_Task prompt:_
Update the post about Blynk.Air firmware updates by rewriting everything from "We are using" down to "OTA package file.", with "firmware" replaced by "software".

_Text shown:_

We are using Blynk to connect our devices using MQTT. Our firmware doe snot contain the Blynk library, we are managing sending and receiving of messages through MQTT topics ourselves.
The version of our firmware is determined by the git hash of the commit, so it is a 8 character hexadecimal string, and we publish that version through the info/mcu topic.
We want to publish new versions of the firmware using Blynk.Air, implementing receiving messages on the downlink/ota/json topic.
The documentation states that the payload on this topic will contain type, ver and build if Blynk.Cloud can extract this information from the uploaded OTA package file.
As we do not use the Blynk library, we cannot use the BLYNK_* defines to include this information in our binary. I assume that the Blynk library include this information in a recognizable form in the binary.
Is there another way to include this information in the binary so that Blynk.Cloud will recognize this info and include it in the json payload?

_Listed records:_
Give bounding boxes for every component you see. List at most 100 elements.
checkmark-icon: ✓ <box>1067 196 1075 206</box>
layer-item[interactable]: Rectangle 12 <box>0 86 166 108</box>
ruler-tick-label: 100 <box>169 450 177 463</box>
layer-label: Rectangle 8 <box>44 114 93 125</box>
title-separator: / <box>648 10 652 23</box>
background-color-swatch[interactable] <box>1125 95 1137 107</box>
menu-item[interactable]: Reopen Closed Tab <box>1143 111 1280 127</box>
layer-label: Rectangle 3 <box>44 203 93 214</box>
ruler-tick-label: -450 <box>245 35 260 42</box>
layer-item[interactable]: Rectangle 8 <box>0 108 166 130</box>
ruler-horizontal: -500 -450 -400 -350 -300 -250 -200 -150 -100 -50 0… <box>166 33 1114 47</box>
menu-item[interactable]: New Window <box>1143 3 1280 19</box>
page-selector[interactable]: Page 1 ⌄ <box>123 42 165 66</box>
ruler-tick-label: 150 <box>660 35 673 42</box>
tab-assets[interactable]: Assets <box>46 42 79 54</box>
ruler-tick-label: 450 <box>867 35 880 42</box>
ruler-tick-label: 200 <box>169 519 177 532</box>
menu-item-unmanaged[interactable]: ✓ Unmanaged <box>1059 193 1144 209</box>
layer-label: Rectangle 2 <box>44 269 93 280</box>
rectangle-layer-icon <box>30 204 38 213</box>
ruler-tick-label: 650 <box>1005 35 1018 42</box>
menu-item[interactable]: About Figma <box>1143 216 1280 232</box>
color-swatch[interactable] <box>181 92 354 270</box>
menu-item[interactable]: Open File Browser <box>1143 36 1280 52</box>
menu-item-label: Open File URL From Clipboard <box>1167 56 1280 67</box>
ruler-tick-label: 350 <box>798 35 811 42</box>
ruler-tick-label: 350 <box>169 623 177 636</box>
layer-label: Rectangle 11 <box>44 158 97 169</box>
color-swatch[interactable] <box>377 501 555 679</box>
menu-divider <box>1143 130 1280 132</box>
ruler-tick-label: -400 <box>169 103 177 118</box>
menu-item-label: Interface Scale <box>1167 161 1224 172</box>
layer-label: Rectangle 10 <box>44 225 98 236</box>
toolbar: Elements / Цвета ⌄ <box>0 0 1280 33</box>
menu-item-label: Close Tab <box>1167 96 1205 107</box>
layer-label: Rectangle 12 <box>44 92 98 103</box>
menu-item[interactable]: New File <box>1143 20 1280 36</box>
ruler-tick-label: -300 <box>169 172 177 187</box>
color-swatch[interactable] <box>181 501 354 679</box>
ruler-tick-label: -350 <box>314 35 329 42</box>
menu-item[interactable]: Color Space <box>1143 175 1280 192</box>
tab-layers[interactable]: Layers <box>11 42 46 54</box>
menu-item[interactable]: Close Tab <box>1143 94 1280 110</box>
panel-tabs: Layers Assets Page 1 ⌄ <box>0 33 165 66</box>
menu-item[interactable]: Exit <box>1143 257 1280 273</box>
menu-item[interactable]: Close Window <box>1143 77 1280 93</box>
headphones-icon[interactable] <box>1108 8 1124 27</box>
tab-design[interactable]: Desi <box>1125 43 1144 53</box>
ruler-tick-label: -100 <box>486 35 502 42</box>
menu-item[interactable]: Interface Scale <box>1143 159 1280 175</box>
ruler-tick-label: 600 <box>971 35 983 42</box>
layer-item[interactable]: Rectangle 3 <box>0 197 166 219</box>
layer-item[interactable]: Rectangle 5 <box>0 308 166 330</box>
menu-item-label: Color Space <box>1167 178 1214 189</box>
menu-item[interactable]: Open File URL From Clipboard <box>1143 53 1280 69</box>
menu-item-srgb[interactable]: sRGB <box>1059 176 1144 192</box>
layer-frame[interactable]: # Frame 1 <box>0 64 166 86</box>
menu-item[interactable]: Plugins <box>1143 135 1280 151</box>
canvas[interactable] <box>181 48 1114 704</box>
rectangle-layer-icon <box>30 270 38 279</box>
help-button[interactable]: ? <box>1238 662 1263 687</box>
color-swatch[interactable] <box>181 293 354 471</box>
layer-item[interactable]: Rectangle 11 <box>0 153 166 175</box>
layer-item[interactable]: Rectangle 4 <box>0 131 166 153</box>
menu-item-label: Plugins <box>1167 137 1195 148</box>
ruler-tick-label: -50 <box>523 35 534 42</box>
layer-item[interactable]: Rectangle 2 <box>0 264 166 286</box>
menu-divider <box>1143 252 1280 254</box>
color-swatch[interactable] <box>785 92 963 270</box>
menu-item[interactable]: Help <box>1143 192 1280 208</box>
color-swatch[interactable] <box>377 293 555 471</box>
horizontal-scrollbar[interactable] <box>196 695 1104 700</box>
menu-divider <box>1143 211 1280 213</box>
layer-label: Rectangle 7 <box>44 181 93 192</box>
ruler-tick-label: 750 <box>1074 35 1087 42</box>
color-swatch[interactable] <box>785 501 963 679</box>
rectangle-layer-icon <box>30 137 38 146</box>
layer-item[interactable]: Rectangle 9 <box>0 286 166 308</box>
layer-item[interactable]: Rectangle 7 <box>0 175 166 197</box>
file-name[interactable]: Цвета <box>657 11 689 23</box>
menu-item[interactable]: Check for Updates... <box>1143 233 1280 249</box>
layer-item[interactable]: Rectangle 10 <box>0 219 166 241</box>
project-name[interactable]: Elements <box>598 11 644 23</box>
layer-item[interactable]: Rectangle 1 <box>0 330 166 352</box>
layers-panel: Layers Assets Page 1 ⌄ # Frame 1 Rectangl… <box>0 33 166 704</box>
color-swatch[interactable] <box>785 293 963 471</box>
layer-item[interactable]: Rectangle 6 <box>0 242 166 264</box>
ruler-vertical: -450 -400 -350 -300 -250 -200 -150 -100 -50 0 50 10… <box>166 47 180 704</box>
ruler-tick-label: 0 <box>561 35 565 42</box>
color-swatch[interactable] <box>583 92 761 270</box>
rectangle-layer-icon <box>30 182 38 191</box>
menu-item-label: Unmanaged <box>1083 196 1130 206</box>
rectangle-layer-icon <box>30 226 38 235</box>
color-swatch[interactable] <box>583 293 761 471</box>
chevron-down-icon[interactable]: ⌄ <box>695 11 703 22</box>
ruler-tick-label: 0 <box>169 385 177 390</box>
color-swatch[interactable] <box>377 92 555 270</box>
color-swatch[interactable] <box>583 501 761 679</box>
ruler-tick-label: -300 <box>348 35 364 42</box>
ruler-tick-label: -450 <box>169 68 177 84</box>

_Task solution:_
We are using Blynk to connect our devices using MQTT. Our software doe snot contain the Blynk library, we are managing sending and receiving of messages through MQTT topics ourselves.
The version of our software is determined by the git hash of the commit, so it is a 8 character hexadecimal string, and we publish that version through the info/mcu topic.
We want to publish new versions of the software using Blynk.Air, implementing receiving messages on the downlink/ota/json topic.
The documentation states that the payload on this topic will contain type, ver and build if Blynk.Cloud can extract this information from the uploaded OTA package file.